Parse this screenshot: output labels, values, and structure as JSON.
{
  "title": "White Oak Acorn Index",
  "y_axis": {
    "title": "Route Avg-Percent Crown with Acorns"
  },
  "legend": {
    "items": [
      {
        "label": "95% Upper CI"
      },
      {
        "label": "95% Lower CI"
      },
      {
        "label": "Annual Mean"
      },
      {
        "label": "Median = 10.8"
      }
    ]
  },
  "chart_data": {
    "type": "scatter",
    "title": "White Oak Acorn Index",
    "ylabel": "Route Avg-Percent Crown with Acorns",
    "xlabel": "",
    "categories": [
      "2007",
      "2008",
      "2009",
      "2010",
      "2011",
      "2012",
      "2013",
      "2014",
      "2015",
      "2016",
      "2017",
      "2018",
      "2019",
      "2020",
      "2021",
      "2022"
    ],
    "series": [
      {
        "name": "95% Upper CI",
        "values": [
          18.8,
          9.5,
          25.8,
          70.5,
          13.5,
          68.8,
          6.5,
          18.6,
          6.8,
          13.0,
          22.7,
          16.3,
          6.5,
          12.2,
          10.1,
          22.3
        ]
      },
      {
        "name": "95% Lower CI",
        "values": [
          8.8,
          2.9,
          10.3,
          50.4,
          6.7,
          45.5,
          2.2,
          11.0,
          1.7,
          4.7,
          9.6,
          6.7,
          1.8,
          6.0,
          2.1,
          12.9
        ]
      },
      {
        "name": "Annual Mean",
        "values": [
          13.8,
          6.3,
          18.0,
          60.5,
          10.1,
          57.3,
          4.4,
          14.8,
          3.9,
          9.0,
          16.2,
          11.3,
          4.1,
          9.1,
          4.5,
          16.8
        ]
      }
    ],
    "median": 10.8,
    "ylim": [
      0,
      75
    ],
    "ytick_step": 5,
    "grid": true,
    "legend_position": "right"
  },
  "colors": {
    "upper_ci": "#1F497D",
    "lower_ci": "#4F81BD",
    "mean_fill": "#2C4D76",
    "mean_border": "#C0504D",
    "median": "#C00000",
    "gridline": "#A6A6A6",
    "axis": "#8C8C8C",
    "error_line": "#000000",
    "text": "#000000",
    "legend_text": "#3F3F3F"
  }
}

▸ EXERCISE AIM
Identify the lines above with the word "Acorns". Copy them.

▸ FINISHED TASK
    "title": "Route Avg-Percent Crown with Acorns"
    "ylabel": "Route Avg-Percent Crown with Acorns",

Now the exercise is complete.